* Work to complete: Out of all the lines below, count those with the word "text". Give the number only.

Figure dataset records:
* BEGIN *
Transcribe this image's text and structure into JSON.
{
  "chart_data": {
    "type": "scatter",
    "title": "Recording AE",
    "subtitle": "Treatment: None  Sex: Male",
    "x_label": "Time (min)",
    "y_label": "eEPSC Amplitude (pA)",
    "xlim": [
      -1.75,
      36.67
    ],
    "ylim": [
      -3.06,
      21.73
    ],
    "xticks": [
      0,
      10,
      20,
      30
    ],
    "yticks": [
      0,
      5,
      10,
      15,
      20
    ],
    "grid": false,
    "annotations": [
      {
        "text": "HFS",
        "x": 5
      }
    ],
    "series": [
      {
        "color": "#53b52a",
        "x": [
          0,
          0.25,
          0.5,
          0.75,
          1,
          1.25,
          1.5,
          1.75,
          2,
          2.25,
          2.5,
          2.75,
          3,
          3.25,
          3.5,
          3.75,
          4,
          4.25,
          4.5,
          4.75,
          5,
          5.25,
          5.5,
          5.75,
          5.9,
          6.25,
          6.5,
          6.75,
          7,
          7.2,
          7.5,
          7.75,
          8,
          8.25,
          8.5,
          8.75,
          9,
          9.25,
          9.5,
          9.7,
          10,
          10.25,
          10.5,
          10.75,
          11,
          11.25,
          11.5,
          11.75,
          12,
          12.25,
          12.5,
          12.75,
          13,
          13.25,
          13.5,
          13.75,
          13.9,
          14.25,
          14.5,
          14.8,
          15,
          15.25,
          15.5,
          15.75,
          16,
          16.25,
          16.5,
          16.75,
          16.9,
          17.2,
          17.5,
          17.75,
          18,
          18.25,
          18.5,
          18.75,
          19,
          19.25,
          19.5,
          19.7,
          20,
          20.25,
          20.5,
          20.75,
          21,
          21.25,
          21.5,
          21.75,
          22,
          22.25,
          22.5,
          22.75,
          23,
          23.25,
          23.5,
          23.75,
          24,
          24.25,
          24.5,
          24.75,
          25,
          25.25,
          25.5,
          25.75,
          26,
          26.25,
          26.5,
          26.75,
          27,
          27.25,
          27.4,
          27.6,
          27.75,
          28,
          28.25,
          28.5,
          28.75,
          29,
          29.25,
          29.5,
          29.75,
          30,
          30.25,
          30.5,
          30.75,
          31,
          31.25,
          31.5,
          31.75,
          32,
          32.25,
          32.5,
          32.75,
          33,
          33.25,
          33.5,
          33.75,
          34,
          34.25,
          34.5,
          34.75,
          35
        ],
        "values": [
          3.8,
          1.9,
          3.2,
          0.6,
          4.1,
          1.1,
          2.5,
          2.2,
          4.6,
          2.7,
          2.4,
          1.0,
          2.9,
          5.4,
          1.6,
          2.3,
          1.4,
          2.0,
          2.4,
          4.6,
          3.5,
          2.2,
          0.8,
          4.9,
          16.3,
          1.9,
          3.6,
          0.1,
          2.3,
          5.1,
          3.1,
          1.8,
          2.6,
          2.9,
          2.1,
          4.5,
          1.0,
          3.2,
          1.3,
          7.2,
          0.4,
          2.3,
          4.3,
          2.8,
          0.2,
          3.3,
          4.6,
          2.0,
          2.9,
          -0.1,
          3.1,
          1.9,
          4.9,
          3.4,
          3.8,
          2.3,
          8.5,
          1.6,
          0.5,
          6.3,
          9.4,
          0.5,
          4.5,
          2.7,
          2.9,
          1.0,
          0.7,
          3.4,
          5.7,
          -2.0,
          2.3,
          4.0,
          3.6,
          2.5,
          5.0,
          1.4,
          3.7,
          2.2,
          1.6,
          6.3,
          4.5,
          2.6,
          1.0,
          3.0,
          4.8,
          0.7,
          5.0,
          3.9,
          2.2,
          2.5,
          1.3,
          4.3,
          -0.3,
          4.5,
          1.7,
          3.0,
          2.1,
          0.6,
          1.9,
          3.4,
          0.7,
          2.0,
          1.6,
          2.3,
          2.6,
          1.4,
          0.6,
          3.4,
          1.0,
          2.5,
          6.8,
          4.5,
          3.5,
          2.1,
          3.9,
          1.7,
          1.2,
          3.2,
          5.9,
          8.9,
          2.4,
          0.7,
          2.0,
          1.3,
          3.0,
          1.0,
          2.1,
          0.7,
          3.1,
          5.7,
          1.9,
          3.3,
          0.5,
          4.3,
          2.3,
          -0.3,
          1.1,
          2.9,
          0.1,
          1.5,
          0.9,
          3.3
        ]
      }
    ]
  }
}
* END *
* Complete response: 2